- [DATA RECORDS]
◇ ◇ ◇

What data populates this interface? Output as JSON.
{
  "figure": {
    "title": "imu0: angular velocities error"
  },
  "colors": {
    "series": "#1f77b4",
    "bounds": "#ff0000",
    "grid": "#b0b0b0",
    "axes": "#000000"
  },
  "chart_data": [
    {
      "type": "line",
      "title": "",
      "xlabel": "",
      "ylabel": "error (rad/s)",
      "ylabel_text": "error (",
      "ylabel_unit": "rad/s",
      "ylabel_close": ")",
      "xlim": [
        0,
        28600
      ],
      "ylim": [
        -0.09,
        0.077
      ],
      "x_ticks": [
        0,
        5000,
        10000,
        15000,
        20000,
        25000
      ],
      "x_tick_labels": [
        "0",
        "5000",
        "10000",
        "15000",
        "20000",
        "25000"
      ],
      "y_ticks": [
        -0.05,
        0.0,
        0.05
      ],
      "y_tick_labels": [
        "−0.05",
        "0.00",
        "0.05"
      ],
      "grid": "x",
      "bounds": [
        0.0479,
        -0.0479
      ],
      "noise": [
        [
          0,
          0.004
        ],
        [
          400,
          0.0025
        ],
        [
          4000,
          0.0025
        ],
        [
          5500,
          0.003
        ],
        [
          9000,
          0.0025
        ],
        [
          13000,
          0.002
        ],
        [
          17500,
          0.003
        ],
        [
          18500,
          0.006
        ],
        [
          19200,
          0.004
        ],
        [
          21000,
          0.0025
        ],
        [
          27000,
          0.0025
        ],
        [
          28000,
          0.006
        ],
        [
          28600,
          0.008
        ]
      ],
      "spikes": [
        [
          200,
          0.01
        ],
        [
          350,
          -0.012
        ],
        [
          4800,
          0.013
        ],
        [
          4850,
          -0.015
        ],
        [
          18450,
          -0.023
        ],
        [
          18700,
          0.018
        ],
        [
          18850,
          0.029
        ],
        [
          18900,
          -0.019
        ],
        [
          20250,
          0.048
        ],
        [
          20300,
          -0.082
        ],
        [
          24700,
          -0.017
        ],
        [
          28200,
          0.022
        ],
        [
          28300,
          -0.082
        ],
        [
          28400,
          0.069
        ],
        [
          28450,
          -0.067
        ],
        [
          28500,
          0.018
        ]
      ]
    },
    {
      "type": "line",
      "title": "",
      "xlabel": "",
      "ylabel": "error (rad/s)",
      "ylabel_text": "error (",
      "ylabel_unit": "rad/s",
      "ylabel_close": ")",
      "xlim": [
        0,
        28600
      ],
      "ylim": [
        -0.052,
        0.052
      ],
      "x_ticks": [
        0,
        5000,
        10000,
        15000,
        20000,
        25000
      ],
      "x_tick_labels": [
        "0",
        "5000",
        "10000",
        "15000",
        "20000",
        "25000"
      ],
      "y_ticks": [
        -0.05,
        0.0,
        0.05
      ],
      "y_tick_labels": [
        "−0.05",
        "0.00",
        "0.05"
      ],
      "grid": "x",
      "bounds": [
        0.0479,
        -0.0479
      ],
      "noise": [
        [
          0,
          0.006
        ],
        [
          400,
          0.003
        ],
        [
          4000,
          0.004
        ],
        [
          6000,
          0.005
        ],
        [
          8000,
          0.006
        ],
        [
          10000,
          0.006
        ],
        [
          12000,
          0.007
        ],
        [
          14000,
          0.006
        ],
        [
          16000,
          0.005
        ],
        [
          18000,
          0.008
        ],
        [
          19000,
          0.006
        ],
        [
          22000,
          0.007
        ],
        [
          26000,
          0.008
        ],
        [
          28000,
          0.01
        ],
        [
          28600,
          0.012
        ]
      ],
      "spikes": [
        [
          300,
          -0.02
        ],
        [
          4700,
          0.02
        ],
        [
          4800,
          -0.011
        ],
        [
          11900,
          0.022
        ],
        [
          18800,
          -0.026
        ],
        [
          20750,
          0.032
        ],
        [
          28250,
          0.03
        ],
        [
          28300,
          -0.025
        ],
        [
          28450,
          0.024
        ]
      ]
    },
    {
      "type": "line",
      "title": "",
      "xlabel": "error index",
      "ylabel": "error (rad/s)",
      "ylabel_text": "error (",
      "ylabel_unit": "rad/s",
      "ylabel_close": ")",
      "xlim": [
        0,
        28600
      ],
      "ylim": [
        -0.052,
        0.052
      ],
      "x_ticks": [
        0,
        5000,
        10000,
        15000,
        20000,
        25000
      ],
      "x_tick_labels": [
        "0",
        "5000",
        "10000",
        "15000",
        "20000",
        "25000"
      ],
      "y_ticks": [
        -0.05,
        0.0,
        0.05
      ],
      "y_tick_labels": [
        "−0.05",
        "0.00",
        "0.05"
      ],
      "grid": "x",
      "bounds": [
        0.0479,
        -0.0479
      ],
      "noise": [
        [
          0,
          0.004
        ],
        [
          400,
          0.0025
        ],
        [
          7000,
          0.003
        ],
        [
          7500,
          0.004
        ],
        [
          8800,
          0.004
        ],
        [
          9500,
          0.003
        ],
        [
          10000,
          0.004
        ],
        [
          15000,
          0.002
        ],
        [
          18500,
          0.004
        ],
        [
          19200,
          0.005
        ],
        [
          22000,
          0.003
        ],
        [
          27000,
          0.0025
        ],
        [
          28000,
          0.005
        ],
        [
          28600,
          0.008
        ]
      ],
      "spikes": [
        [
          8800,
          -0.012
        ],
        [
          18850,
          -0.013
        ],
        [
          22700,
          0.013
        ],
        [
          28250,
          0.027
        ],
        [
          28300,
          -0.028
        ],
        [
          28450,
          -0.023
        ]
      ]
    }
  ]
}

◇ ◇ ◇

- [GOAL] Each line of the listing should be copied exactly.

- [RESULT]
What data populates this interface? Output as JSON.
{
  "figure": {
    "title": "imu0: angular velocities error"
  },
  "colors": {
    "series": "#1f77b4",
    "bounds": "#ff0000",
    "grid": "#b0b0b0",
    "axes": "#000000"
  },
  "chart_data": [
    {
      "type": "line",
      "title": "",
      "xlabel": "",
      "ylabel": "error (rad/s)",
      "ylabel_text": "error (",
      "ylabel_unit": "rad/s",
      "ylabel_close": ")",
      "xlim": [
        0,
        28600
      ],
      "ylim": [
        -0.09,
        0.077
      ],
      "x_ticks": [
        0,
        5000,
        10000,
        15000,
        20000,
        25000
      ],
      "x_tick_labels": [
        "0",
        "5000",
        "10000",
        "15000",
        "20000",
        "25000"
      ],
      "y_ticks": [
        -0.05,
        0.0,
        0.05
      ],
      "y_tick_labels": [
        "−0.05",
        "0.00",
        "0.05"
      ],
      "grid": "x",
      "bounds": [
        0.0479,
        -0.0479
      ],
      "noise": [
        [
          0,
          0.004
        ],
        [
          400,
          0.0025
        ],
        [
          4000,
          0.0025
        ],
        [
          5500,
          0.003
        ],
        [
          9000,
          0.0025
        ],
        [
          13000,
          0.002
        ],
        [
          17500,
          0.003
        ],
        [
          18500,
          0.006
        ],
        [
          19200,
          0.004
        ],
        [
          21000,
          0.0025
        ],
        [
          27000,
          0.0025
        ],
        [
          28000,
          0.006
        ],
        [
          28600,
          0.008
        ]
      ],
      "spikes": [
        [
          200,
          0.01
        ],
        [
          350,
          -0.012
        ],
        [
          4800,
          0.013
        ],
        [
          4850,
          -0.015
        ],
        [
          18450,
          -0.023
        ],
        [
          18700,
          0.018
        ],
        [
          18850,
          0.029
        ],
        [
          18900,
          -0.019
        ],
        [
          20250,
          0.048
        ],
        [
          20300,
          -0.082
        ],
        [
          24700,
          -0.017
        ],
        [
          28200,
          0.022
        ],
        [
          28300,
          -0.082
        ],
        [
          28400,
          0.069
        ],
        [
          28450,
          -0.067
        ],
        [
          28500,
          0.018
        ]
      ]
    },
    {
      "type": "line",
      "title": "",
      "xlabel": "",
      "ylabel": "error (rad/s)",
      "ylabel_text": "error (",
      "ylabel_unit": "rad/s",
      "ylabel_close": ")",
      "xlim": [
        0,
        28600
      ],
      "ylim": [
        -0.052,
        0.052
      ],
      "x_ticks": [
        0,
        5000,
        10000,
        15000,
        20000,
        25000
      ],
      "x_tick_labels": [
        "0",
        "5000",
        "10000",
        "15000",
        "20000",
        "25000"
      ],
      "y_ticks": [
        -0.05,
        0.0,
        0.05
      ],
      "y_tick_labels": [
        "−0.05",
        "0.00",
        "0.05"
      ],
      "grid": "x",
      "bounds": [
        0.0479,
        -0.0479
      ],
      "noise": [
        [
          0,
          0.006
        ],
        [
          400,
          0.003
        ],
        [
          4000,
          0.004
        ],
        [
          6000,
          0.005
        ],
        [
          8000,
          0.006
        ],
        [
          10000,
          0.006
        ],
        [
          12000,
          0.007
        ],
        [
          14000,
          0.006
        ],
        [
          16000,
          0.005
        ],
        [
          18000,
          0.008
        ],
        [
          19000,
          0.006
        ],
        [
          22000,
          0.007
        ],
        [
          26000,
          0.008
        ],
        [
          28000,
          0.01
        ],
        [
          28600,
          0.012
        ]
      ],
      "spikes": [
        [
          300,
          -0.02
        ],
        [
          4700,
          0.02
        ],
        [
          4800,
          -0.011
        ],
        [
          11900,
          0.022
        ],
        [
          18800,
          -0.026
        ],
        [
          20750,
          0.032
        ],
        [
          28250,
          0.03
        ],
        [
          28300,
          -0.025
        ],
        [
          28450,
          0.024
        ]
      ]
    },
    {
      "type": "line",
      "title": "",
      "xlabel": "error index",
      "ylabel": "error (rad/s)",
      "ylabel_text": "error (",
      "ylabel_unit": "rad/s",
      "ylabel_close": ")",
      "xlim": [
        0,
        28600
      ],
      "ylim": [
        -0.052,
        0.052
      ],
      "x_ticks": [
        0,
        5000,
        10000,
        15000,
        20000,
        25000
      ],
      "x_tick_labels": [
        "0",
        "5000",
        "10000",
        "15000",
        "20000",
        "25000"
      ],
      "y_ticks": [
        -0.05,
        0.0,
        0.05
      ],
      "y_tick_labels": [
        "−0.05",
        "0.00",
        "0.05"
      ],
      "grid": "x",
      "bounds": [
        0.0479,
        -0.0479
      ],
      "noise": [
        [
          0,
          0.004
        ],
        [
          400,
          0.0025
        ],
        [
          7000,
          0.003
        ],
        [
          7500,
          0.004
        ],
        [
          8800,
          0.004
        ],
        [
          9500,
          0.003
        ],
        [
          10000,
          0.004
        ],
        [
          15000,
          0.002
        ],
        [
          18500,
          0.004
        ],
        [
          19200,
          0.005
        ],
        [
          22000,
          0.003
        ],
        [
          27000,
          0.0025
        ],
        [
          28000,
          0.005
        ],
        [
          28600,
          0.008
        ]
      ],
      "spikes": [
        [
          8800,
          -0.012
        ],
        [
          18850,
          -0.013
        ],
        [
          22700,
          0.013
        ],
        [
          28250,
          0.027
        ],
        [
          28300,
          -0.028
        ],
        [
          28450,
          -0.023
        ]
      ]
    }
  ]
}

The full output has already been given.